## OBJECTIVE
Transcribe the material word for word, but without the images.

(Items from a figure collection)
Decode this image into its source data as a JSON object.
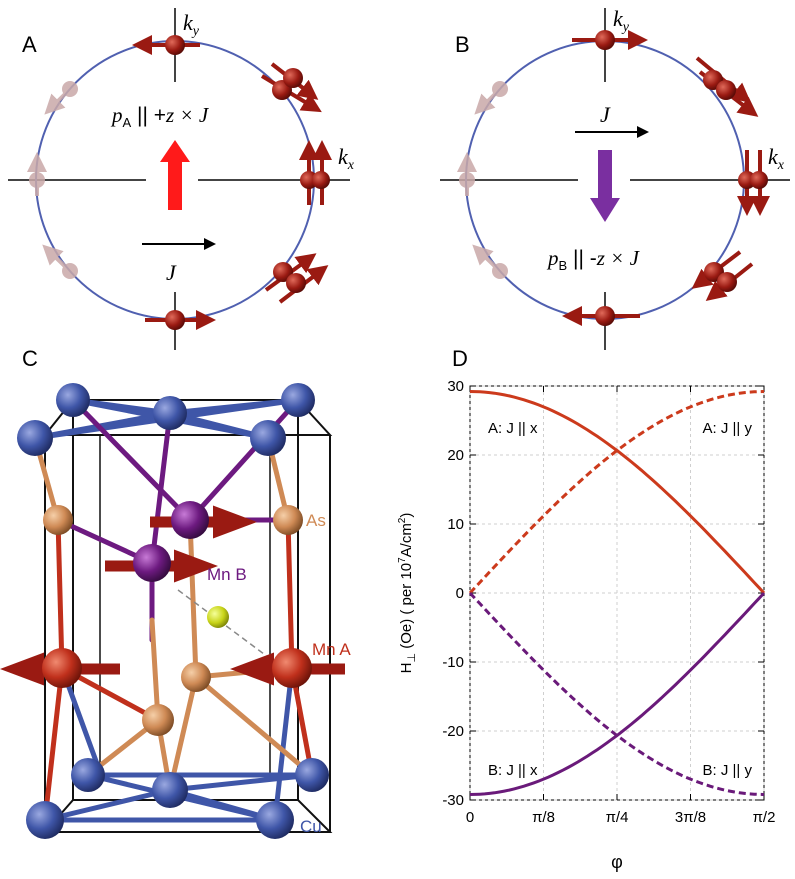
{
  "panels": {
    "a": {
      "letter": "A",
      "ky": "k",
      "ky_sub": "y",
      "kx": "k",
      "kx_sub": "x",
      "p_sym": "p",
      "p_sub": "A",
      "p_rel": " || +",
      "p_rhs": "z × J",
      "j_label": "J"
    },
    "b": {
      "letter": "B",
      "ky": "k",
      "ky_sub": "y",
      "kx": "k",
      "kx_sub": "x",
      "p_sym": "p",
      "p_sub": "B",
      "p_rel": " || -",
      "p_rhs": "z × J",
      "j_label": "J"
    },
    "c": {
      "letter": "C",
      "atom_as": "As",
      "atom_mnb": "Mn B",
      "atom_mna": "Mn A",
      "atom_cu": "Cu"
    },
    "d": {
      "letter": "D"
    }
  },
  "colors": {
    "orbit": "#5060b0",
    "spin": "#9a1a12",
    "faded": "#c9a9a9",
    "red_arrow": "#ff1a1a",
    "purple_arrow": "#7a2fa0",
    "cu": "#3f56a8",
    "as": "#cf8a55",
    "mna": "#c0301c",
    "mnb": "#6d1a80",
    "center": "#c8d418",
    "series_a": "#cc3a1c",
    "series_b": "#6a1a7a"
  },
  "chart_data": {
    "type": "line",
    "ylabel_prefix": "H",
    "ylabel_sub": "⊥",
    "ylabel_mid": " (Oe) ( per 10",
    "ylabel_sup": "7",
    "ylabel_end": "A/cm",
    "ylabel_sup2": "2",
    "ylabel_close": ")",
    "xlabel": "φ",
    "ylim": [
      -30,
      30
    ],
    "xlim": [
      0,
      1.5708
    ],
    "xticks": [
      {
        "v": 0,
        "label": "0"
      },
      {
        "v": 0.3927,
        "label": "π/8"
      },
      {
        "v": 0.7854,
        "label": "π/4"
      },
      {
        "v": 1.1781,
        "label": "3π/8"
      },
      {
        "v": 1.5708,
        "label": "π/2"
      }
    ],
    "yticks": [
      {
        "v": 30,
        "label": "30"
      },
      {
        "v": 20,
        "label": "20"
      },
      {
        "v": 10,
        "label": "10"
      },
      {
        "v": 0,
        "label": "0"
      },
      {
        "v": -10,
        "label": "-10"
      },
      {
        "v": -20,
        "label": "-20"
      },
      {
        "v": -30,
        "label": "-30"
      }
    ],
    "amplitude": 29.2,
    "series": [
      {
        "name": "A: J || x",
        "func": "cos",
        "sign": 1,
        "dashed": false,
        "color": "#cc3a1c"
      },
      {
        "name": "A: J || y",
        "func": "sin",
        "sign": 1,
        "dashed": true,
        "color": "#cc3a1c"
      },
      {
        "name": "B: J || x",
        "func": "cos",
        "sign": -1,
        "dashed": false,
        "color": "#6a1a7a"
      },
      {
        "name": "B: J || y",
        "func": "sin",
        "sign": -1,
        "dashed": true,
        "color": "#6a1a7a"
      }
    ]
  }
}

## FULL SOLUTION
Decode this image into its source data as a JSON object.
{
  "panels": {
    "a": {
      "letter": "A",
      "ky": "k",
      "ky_sub": "y",
      "kx": "k",
      "kx_sub": "x",
      "p_sym": "p",
      "p_sub": "A",
      "p_rel": " || +",
      "p_rhs": "z × J",
      "j_label": "J"
    },
    "b": {
      "letter": "B",
      "ky": "k",
      "ky_sub": "y",
      "kx": "k",
      "kx_sub": "x",
      "p_sym": "p",
      "p_sub": "B",
      "p_rel": " || -",
      "p_rhs": "z × J",
      "j_label": "J"
    },
    "c": {
      "letter": "C",
      "atom_as": "As",
      "atom_mnb": "Mn B",
      "atom_mna": "Mn A",
      "atom_cu": "Cu"
    },
    "d": {
      "letter": "D"
    }
  },
  "colors": {
    "orbit": "#5060b0",
    "spin": "#9a1a12",
    "faded": "#c9a9a9",
    "red_arrow": "#ff1a1a",
    "purple_arrow": "#7a2fa0",
    "cu": "#3f56a8",
    "as": "#cf8a55",
    "mna": "#c0301c",
    "mnb": "#6d1a80",
    "center": "#c8d418",
    "series_a": "#cc3a1c",
    "series_b": "#6a1a7a"
  },
  "chart_data": {
    "type": "line",
    "ylabel_prefix": "H",
    "ylabel_sub": "⊥",
    "ylabel_mid": " (Oe) ( per 10",
    "ylabel_sup": "7",
    "ylabel_end": "A/cm",
    "ylabel_sup2": "2",
    "ylabel_close": ")",
    "xlabel": "φ",
    "ylim": [
      -30,
      30
    ],
    "xlim": [
      0,
      1.5708
    ],
    "xticks": [
      {
        "v": 0,
        "label": "0"
      },
      {
        "v": 0.3927,
        "label": "π/8"
      },
      {
        "v": 0.7854,
        "label": "π/4"
      },
      {
        "v": 1.1781,
        "label": "3π/8"
      },
      {
        "v": 1.5708,
        "label": "π/2"
      }
    ],
    "yticks": [
      {
        "v": 30,
        "label": "30"
      },
      {
        "v": 20,
        "label": "20"
      },
      {
        "v": 10,
        "label": "10"
      },
      {
        "v": 0,
        "label": "0"
      },
      {
        "v": -10,
        "label": "-10"
      },
      {
        "v": -20,
        "label": "-20"
      },
      {
        "v": -30,
        "label": "-30"
      }
    ],
    "amplitude": 29.2,
    "series": [
      {
        "name": "A: J || x",
        "func": "cos",
        "sign": 1,
        "dashed": false,
        "color": "#cc3a1c"
      },
      {
        "name": "A: J || y",
        "func": "sin",
        "sign": 1,
        "dashed": true,
        "color": "#cc3a1c"
      },
      {
        "name": "B: J || x",
        "func": "cos",
        "sign": -1,
        "dashed": false,
        "color": "#6a1a7a"
      },
      {
        "name": "B: J || y",
        "func": "sin",
        "sign": -1,
        "dashed": true,
        "color": "#6a1a7a"
      }
    ]
  }
}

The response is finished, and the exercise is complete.